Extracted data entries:

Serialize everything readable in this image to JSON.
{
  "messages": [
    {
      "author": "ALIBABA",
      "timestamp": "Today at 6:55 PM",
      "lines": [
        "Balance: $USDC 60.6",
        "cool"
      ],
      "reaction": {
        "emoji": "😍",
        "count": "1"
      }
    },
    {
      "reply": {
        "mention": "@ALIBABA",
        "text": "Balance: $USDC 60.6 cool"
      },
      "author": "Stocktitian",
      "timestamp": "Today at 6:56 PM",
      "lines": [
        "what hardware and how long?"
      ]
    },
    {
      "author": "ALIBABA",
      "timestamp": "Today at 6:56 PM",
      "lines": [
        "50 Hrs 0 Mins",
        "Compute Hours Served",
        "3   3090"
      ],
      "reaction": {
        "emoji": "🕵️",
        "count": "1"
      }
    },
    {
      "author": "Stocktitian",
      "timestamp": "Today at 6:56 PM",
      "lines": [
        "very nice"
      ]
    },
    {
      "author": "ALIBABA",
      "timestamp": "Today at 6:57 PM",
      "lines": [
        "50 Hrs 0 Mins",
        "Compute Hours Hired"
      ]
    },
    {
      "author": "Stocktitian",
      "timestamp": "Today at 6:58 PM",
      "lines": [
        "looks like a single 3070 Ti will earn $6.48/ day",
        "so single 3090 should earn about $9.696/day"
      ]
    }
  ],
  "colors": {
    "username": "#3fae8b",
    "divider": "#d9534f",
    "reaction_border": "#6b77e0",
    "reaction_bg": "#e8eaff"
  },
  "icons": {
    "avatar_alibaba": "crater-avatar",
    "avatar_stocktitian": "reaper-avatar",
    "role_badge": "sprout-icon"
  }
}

Task brief: Search the listing for the word "avatar" and return each line that holds it.

Task response:
    "avatar_alibaba": "crater-avatar",
    "avatar_stocktitian": "reaper-avatar",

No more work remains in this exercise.